## ENTRIES SUPPLIED
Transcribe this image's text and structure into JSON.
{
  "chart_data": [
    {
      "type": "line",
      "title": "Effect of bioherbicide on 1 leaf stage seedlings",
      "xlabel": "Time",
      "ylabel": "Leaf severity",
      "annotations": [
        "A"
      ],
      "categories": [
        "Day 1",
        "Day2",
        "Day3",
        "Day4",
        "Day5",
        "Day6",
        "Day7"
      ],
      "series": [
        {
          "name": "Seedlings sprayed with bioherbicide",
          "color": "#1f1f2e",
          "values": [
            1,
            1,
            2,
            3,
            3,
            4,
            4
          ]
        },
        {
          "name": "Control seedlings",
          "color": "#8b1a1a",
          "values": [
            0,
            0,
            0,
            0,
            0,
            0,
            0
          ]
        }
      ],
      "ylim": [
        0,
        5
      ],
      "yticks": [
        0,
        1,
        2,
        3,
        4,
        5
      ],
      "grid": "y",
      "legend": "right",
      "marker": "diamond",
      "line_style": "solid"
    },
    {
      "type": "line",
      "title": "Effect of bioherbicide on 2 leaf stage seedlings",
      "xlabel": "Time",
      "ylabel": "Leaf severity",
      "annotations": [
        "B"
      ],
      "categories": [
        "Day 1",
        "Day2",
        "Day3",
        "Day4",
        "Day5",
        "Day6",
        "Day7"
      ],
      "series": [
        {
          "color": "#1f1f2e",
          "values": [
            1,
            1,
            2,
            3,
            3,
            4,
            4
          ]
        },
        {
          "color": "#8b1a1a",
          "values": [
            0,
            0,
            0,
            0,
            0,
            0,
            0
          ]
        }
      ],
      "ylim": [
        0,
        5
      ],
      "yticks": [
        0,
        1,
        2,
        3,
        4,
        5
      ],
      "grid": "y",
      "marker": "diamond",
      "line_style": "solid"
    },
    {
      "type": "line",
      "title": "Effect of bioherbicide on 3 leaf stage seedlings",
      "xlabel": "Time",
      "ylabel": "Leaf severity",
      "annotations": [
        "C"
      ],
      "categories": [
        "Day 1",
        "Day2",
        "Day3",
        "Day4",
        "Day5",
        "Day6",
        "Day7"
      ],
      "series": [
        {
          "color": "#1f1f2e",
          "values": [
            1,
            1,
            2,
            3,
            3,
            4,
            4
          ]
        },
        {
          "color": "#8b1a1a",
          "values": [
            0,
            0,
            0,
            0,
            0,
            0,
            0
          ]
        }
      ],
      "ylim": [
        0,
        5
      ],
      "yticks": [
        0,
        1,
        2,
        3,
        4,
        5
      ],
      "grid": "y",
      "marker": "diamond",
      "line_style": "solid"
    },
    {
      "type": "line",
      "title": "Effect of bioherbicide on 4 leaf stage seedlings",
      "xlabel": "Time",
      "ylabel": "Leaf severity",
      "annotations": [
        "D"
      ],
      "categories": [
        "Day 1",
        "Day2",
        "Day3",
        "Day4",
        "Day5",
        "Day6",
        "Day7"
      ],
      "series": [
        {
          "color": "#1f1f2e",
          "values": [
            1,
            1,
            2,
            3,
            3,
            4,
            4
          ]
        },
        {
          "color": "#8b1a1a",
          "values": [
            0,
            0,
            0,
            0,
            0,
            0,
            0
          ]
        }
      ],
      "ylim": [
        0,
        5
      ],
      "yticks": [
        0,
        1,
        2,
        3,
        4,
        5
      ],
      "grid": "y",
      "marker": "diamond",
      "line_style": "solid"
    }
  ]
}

## WHAT YOU NEED TO DO
Output all of the data again, exactly.

## EXPECTED ANSWER
Transcribe this image's text and structure into JSON.
{
  "chart_data": [
    {
      "type": "line",
      "title": "Effect of bioherbicide on 1 leaf stage seedlings",
      "xlabel": "Time",
      "ylabel": "Leaf severity",
      "annotations": [
        "A"
      ],
      "categories": [
        "Day 1",
        "Day2",
        "Day3",
        "Day4",
        "Day5",
        "Day6",
        "Day7"
      ],
      "series": [
        {
          "name": "Seedlings sprayed with bioherbicide",
          "color": "#1f1f2e",
          "values": [
            1,
            1,
            2,
            3,
            3,
            4,
            4
          ]
        },
        {
          "name": "Control seedlings",
          "color": "#8b1a1a",
          "values": [
            0,
            0,
            0,
            0,
            0,
            0,
            0
          ]
        }
      ],
      "ylim": [
        0,
        5
      ],
      "yticks": [
        0,
        1,
        2,
        3,
        4,
        5
      ],
      "grid": "y",
      "legend": "right",
      "marker": "diamond",
      "line_style": "solid"
    },
    {
      "type": "line",
      "title": "Effect of bioherbicide on 2 leaf stage seedlings",
      "xlabel": "Time",
      "ylabel": "Leaf severity",
      "annotations": [
        "B"
      ],
      "categories": [
        "Day 1",
        "Day2",
        "Day3",
        "Day4",
        "Day5",
        "Day6",
        "Day7"
      ],
      "series": [
        {
          "color": "#1f1f2e",
          "values": [
            1,
            1,
            2,
            3,
            3,
            4,
            4
          ]
        },
        {
          "color": "#8b1a1a",
          "values": [
            0,
            0,
            0,
            0,
            0,
            0,
            0
          ]
        }
      ],
      "ylim": [
        0,
        5
      ],
      "yticks": [
        0,
        1,
        2,
        3,
        4,
        5
      ],
      "grid": "y",
      "marker": "diamond",
      "line_style": "solid"
    },
    {
      "type": "line",
      "title": "Effect of bioherbicide on 3 leaf stage seedlings",
      "xlabel": "Time",
      "ylabel": "Leaf severity",
      "annotations": [
        "C"
      ],
      "categories": [
        "Day 1",
        "Day2",
        "Day3",
        "Day4",
        "Day5",
        "Day6",
        "Day7"
      ],
      "series": [
        {
          "color": "#1f1f2e",
          "values": [
            1,
            1,
            2,
            3,
            3,
            4,
            4
          ]
        },
        {
          "color": "#8b1a1a",
          "values": [
            0,
            0,
            0,
            0,
            0,
            0,
            0
          ]
        }
      ],
      "ylim": [
        0,
        5
      ],
      "yticks": [
        0,
        1,
        2,
        3,
        4,
        5
      ],
      "grid": "y",
      "marker": "diamond",
      "line_style": "solid"
    },
    {
      "type": "line",
      "title": "Effect of bioherbicide on 4 leaf stage seedlings",
      "xlabel": "Time",
      "ylabel": "Leaf severity",
      "annotations": [
        "D"
      ],
      "categories": [
        "Day 1",
        "Day2",
        "Day3",
        "Day4",
        "Day5",
        "Day6",
        "Day7"
      ],
      "series": [
        {
          "color": "#1f1f2e",
          "values": [
            1,
            1,
            2,
            3,
            3,
            4,
            4
          ]
        },
        {
          "color": "#8b1a1a",
          "values": [
            0,
            0,
            0,
            0,
            0,
            0,
            0
          ]
        }
      ],
      "ylim": [
        0,
        5
      ],
      "yticks": [
        0,
        1,
        2,
        3,
        4,
        5
      ],
      "grid": "y",
      "marker": "diamond",
      "line_style": "solid"
    }
  ]
}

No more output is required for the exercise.